-- TASK TO CARRY OUT --
Extract each record and reproduce it exactly.

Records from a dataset
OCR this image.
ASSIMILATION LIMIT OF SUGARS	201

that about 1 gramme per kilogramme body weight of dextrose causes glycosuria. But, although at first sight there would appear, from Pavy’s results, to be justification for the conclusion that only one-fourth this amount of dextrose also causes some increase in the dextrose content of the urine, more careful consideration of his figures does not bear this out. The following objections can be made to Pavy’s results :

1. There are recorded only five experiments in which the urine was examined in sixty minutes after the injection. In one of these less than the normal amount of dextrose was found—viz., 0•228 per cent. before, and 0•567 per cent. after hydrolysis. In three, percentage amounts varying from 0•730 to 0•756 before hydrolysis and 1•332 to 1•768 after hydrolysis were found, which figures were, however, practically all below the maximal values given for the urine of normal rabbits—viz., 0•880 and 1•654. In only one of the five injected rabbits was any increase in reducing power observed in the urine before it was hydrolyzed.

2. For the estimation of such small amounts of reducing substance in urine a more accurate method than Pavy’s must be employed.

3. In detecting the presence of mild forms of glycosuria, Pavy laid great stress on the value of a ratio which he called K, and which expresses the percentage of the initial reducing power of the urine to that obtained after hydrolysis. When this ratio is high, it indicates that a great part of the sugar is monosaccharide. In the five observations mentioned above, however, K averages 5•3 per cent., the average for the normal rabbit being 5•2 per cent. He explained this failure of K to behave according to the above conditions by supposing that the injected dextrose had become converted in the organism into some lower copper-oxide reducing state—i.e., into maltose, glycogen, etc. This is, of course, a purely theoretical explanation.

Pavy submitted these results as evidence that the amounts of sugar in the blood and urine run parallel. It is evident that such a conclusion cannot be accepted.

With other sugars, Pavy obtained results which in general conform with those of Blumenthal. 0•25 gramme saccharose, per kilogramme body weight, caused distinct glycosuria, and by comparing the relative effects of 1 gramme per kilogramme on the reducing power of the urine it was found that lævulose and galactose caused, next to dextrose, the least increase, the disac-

-- ANSWER BELOW --
OCR this image.
ASSIMILATION LIMIT OF SUGARS	201

that about 1 gramme per kilogramme body weight of dextrose causes glycosuria. But, although at first sight there would appear, from Pavy’s results, to be justification for the conclusion that only one-fourth this amount of dextrose also causes some increase in the dextrose content of the urine, more careful consideration of his figures does not bear this out. The following objections can be made to Pavy’s results :

1. There are recorded only five experiments in which the urine was examined in sixty minutes after the injection. In one of these less than the normal amount of dextrose was found—viz., 0•228 per cent. before, and 0•567 per cent. after hydrolysis. In three, percentage amounts varying from 0•730 to 0•756 before hydrolysis and 1•332 to 1•768 after hydrolysis were found, which figures were, however, practically all below the maximal values given for the urine of normal rabbits—viz., 0•880 and 1•654. In only one of the five injected rabbits was any increase in reducing power observed in the urine before it was hydrolyzed.

2. For the estimation of such small amounts of reducing substance in urine a more accurate method than Pavy’s must be employed.

3. In detecting the presence of mild forms of glycosuria, Pavy laid great stress on the value of a ratio which he called K, and which expresses the percentage of the initial reducing power of the urine to that obtained after hydrolysis. When this ratio is high, it indicates that a great part of the sugar is monosaccharide. In the five observations mentioned above, however, K averages 5•3 per cent., the average for the normal rabbit being 5•2 per cent. He explained this failure of K to behave according to the above conditions by supposing that the injected dextrose had become converted in the organism into some lower copper-oxide reducing state—i.e., into maltose, glycogen, etc. This is, of course, a purely theoretical explanation.

Pavy submitted these results as evidence that the amounts of sugar in the blood and urine run parallel. It is evident that such a conclusion cannot be accepted.

With other sugars, Pavy obtained results which in general conform with those of Blumenthal. 0•25 gramme saccharose, per kilogramme body weight, caused distinct glycosuria, and by comparing the relative effects of 1 gramme per kilogramme on the reducing power of the urine it was found that lævulose and galactose caused, next to dextrose, the least increase, the disac-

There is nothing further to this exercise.